◆ Data records:

◇ ◇ ◇ ◇ ◇ ◇ ◇

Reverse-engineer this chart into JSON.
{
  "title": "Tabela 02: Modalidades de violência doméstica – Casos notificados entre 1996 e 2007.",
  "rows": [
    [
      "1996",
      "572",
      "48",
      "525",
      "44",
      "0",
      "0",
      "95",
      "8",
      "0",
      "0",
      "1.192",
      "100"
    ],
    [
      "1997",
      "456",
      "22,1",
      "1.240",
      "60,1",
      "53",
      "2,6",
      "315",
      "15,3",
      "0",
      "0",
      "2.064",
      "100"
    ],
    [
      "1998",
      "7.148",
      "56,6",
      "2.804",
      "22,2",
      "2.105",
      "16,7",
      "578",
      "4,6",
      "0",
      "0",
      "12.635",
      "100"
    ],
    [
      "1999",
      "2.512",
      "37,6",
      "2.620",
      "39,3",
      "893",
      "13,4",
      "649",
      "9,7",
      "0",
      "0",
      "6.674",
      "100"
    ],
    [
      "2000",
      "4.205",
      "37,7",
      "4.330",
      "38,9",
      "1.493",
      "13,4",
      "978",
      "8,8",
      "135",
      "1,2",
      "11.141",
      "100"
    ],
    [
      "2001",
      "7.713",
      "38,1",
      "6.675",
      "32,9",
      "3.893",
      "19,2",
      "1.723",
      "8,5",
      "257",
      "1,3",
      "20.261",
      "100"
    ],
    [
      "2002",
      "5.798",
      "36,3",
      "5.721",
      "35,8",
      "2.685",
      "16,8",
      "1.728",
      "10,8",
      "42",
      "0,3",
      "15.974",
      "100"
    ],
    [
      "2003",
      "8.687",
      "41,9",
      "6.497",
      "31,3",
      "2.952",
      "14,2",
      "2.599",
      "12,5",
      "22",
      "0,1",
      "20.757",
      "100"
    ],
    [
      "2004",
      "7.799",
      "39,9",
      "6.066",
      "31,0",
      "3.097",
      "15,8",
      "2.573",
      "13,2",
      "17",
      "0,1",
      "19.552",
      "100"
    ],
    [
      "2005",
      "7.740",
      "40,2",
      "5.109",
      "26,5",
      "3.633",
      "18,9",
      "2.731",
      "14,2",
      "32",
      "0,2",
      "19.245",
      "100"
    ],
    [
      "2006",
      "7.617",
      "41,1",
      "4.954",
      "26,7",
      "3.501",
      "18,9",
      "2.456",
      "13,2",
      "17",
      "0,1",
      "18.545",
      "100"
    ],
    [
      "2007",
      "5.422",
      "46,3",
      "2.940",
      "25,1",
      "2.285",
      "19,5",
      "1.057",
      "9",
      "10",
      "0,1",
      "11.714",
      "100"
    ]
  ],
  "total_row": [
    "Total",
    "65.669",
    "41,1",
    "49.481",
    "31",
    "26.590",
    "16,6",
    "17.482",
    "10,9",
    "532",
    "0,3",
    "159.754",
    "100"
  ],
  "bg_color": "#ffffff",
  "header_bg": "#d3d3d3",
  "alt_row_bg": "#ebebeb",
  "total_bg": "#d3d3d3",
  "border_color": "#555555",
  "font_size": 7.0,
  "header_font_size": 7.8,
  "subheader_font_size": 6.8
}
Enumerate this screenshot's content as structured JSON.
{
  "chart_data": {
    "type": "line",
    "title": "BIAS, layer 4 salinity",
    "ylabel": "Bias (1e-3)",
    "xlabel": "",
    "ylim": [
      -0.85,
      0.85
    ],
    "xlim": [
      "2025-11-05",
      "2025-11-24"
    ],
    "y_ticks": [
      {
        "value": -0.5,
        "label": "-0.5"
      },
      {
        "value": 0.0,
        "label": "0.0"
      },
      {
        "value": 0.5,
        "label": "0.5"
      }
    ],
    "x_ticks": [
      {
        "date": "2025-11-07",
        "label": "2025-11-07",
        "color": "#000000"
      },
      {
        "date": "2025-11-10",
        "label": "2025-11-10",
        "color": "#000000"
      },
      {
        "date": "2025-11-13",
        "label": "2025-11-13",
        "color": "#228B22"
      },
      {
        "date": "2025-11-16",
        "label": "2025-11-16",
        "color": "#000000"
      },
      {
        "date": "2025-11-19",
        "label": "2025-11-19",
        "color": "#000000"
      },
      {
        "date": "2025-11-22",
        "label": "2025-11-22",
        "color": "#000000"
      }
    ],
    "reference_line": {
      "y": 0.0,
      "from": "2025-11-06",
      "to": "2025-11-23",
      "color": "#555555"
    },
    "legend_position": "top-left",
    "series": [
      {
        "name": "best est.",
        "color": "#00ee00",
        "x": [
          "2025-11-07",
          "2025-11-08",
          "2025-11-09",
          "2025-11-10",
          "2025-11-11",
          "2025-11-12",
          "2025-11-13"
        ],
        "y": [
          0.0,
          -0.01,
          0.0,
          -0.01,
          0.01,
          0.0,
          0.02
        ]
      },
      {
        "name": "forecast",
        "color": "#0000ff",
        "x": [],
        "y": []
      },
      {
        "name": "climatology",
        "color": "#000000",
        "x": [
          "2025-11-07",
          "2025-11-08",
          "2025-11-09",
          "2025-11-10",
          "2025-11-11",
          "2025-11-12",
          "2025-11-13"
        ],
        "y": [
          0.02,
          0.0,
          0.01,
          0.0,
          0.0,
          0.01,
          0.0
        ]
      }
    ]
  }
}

◇ ◇ ◇ ◇ ◇ ◇ ◇

◆ Task to complete: Go through the records. Copy each line where "JSON" appears.

◆ Correct result:
Reverse-engineer this chart into JSON.
Enumerate this screenshot's content as structured JSON.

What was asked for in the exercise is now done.